(AIM 1): Copy the rows word for word, starting at the very first row and ending at the row that contains "tab[interactable]: Local Depositor Requests", with both of those rows included.

(TEXT SEGMENT):
# Otaku, rejoice(This is Halloween)



## Yarnchu (Jun 21, 2009)

http://www.youtube.com/watch?v=wuo6z_Ne2U8

I'd never thought I would find a Japanese version of this epic song. For comparison, here is the English version.

So who else loves this song?


----------



## Vladimir Putin's LJ (Jun 21, 2009)

English version rocks, Japanese version is alright I guess. I mean it's ridiculous because it's a profoundly western song (haroween, trik-o-tree, jakku-san?) so it's kind of like having Americans or Brits singing about, I don't know, a Shintoist festival with random Japanese words intersperced.
But it's okay I guess.


----------



## Dewgong (Jun 21, 2009)

that was interesting than i thought it would be.


----------



## Yarnchu (Jun 21, 2009)

There's also a couple of remixes that I'm to lazy to find atm that are good.

I guess the Japanese version is weird like that. Then again, it is interesting to listen to it.


----------



## Storm Earth and Fire (Jun 21, 2009)

This is pretty cool, but as VPLJ said, it sounds somewhat unnatural...

By the way, I think you managed to misuse the term otaku, in the Western sense. In the original Japanese definition, maybe not.


----------



## Erif (Jun 21, 2009)

I, for one, love this song. :D

I almost know the whole movie lyrics.

(AIM 2): In the forum thread about the Japanese version of the Halloween song, which term does Storm Earth and Fire say was misused?

(GIVEN DATA):
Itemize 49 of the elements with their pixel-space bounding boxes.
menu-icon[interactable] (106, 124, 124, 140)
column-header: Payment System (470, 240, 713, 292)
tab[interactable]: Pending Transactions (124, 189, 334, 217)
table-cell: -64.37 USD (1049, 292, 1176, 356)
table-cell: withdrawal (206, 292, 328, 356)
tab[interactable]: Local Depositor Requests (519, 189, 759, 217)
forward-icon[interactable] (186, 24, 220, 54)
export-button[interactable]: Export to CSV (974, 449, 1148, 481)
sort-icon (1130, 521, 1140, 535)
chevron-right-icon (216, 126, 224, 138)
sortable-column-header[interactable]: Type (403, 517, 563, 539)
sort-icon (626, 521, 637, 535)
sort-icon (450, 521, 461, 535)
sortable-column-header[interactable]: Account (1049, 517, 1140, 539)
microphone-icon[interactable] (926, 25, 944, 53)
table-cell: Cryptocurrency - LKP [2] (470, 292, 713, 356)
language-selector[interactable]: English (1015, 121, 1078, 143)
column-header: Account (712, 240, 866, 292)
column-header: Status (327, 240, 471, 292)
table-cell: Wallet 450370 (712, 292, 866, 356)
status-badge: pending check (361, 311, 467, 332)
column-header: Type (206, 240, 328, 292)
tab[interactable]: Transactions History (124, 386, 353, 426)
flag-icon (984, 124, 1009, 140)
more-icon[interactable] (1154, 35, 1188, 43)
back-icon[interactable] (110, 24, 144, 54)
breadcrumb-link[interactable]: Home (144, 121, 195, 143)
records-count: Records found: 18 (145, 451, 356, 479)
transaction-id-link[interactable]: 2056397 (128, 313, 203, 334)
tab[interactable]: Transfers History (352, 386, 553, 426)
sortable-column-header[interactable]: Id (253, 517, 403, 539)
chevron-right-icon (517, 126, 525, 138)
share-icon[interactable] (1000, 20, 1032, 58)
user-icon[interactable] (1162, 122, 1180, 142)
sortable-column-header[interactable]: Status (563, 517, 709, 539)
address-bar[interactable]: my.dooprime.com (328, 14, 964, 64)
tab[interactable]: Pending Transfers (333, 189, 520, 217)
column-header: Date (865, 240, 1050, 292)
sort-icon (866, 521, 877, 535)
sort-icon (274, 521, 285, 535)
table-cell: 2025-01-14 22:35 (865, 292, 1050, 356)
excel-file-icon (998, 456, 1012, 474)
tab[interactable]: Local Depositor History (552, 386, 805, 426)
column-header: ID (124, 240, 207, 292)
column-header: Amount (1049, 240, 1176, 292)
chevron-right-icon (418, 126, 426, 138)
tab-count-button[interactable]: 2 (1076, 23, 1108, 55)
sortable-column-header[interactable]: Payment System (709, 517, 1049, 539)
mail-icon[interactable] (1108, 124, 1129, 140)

(FULL SOLUTION 1):
Itemize 49 of the elements with their pixel-space bounding boxes.
menu-icon[interactable] (106, 124, 124, 140)
column-header: Payment System (470, 240, 713, 292)
tab[interactable]: Pending Transactions (124, 189, 334, 217)
table-cell: -64.37 USD (1049, 292, 1176, 356)
table-cell: withdrawal (206, 292, 328, 356)
tab[interactable]: Local Depositor Requests (519, 189, 759, 217)

(FULL SOLUTION 2): The term otaku, in the Western sense.